-- Begin --

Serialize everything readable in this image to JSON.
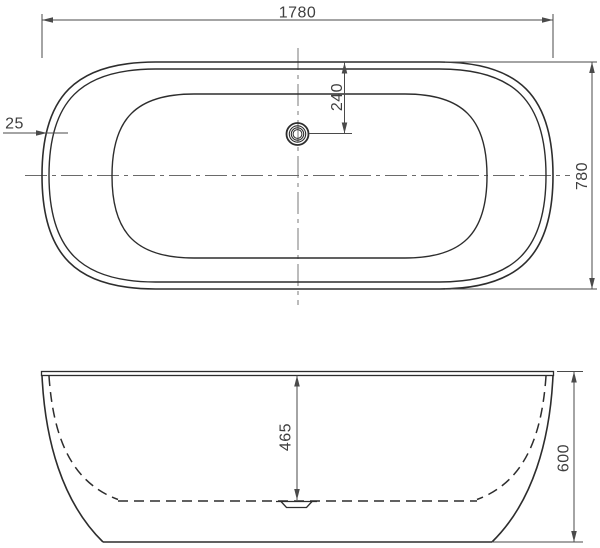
{
  "colors": {
    "background": "#ffffff",
    "outline": "#2d2d2d",
    "dimension_lines": "#4a4a4a",
    "dimension_text": "#3f3f3f"
  },
  "top_view": {
    "dimensions": {
      "overall_length": "1780",
      "overall_width": "780",
      "rim_thickness": "25",
      "drain_offset": "240"
    }
  },
  "side_view": {
    "dimensions": {
      "inner_depth": "465",
      "overall_height": "600"
    }
  }
}
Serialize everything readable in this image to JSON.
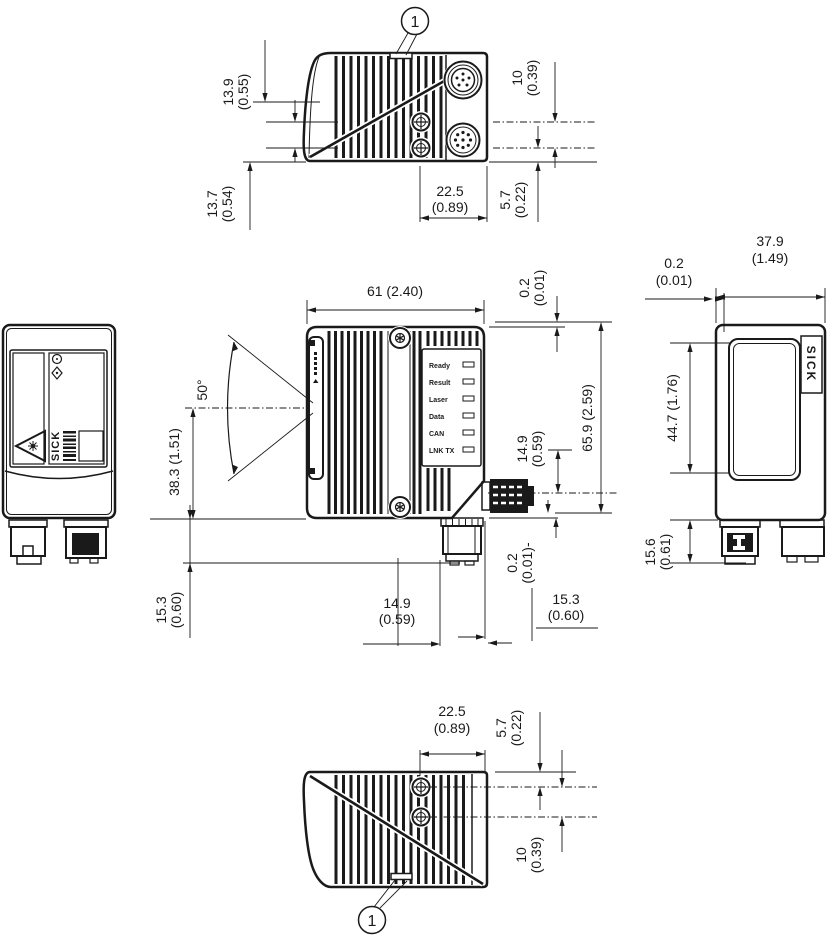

-- End --

What you have to do =
Give the data again exactly as written, with all pictures left out.

Answer to the exercise =
Serialize everything readable in this image to JSON.
{
  "colors": {
    "background": "#ffffff",
    "outline": "#2d2d2d",
    "dimension_lines": "#4a4a4a",
    "dimension_text": "#3f3f3f"
  },
  "top_view": {
    "dimensions": {
      "overall_length": "1780",
      "overall_width": "780",
      "rim_thickness": "25",
      "drain_offset": "240"
    }
  },
  "side_view": {
    "dimensions": {
      "inner_depth": "465",
      "overall_height": "600"
    }
  }
}
Serialize everything readable in this image to JSON.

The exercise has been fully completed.